▶ **Exercise requirements**
Reproduce each line of the material precisely.

▶ **Data for the task**
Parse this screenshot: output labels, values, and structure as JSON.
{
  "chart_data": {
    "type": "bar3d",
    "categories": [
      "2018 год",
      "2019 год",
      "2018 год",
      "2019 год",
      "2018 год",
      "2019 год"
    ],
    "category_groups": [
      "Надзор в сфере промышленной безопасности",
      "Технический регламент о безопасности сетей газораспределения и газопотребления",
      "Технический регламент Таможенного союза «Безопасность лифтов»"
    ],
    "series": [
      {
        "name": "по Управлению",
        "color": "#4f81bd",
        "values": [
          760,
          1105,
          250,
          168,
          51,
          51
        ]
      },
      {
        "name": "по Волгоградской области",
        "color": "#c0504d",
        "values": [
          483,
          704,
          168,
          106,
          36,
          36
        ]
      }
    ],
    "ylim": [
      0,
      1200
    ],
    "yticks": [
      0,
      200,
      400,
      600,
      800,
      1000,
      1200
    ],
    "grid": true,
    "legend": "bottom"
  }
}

▶ **In response**
Parse this screenshot: output labels, values, and structure as JSON.
{
  "chart_data": {
    "type": "bar3d",
    "categories": [
      "2018 год",
      "2019 год",
      "2018 год",
      "2019 год",
      "2018 год",
      "2019 год"
    ],
    "category_groups": [
      "Надзор в сфере промышленной безопасности",
      "Технический регламент о безопасности сетей газораспределения и газопотребления",
      "Технический регламент Таможенного союза «Безопасность лифтов»"
    ],
    "series": [
      {
        "name": "по Управлению",
        "color": "#4f81bd",
        "values": [
          760,
          1105,
          250,
          168,
          51,
          51
        ]
      },
      {
        "name": "по Волгоградской области",
        "color": "#c0504d",
        "values": [
          483,
          704,
          168,
          106,
          36,
          36
        ]
      }
    ],
    "ylim": [
      0,
      1200
    ],
    "yticks": [
      0,
      200,
      400,
      600,
      800,
      1000,
      1200
    ],
    "grid": true,
    "legend": "bottom"
  }
}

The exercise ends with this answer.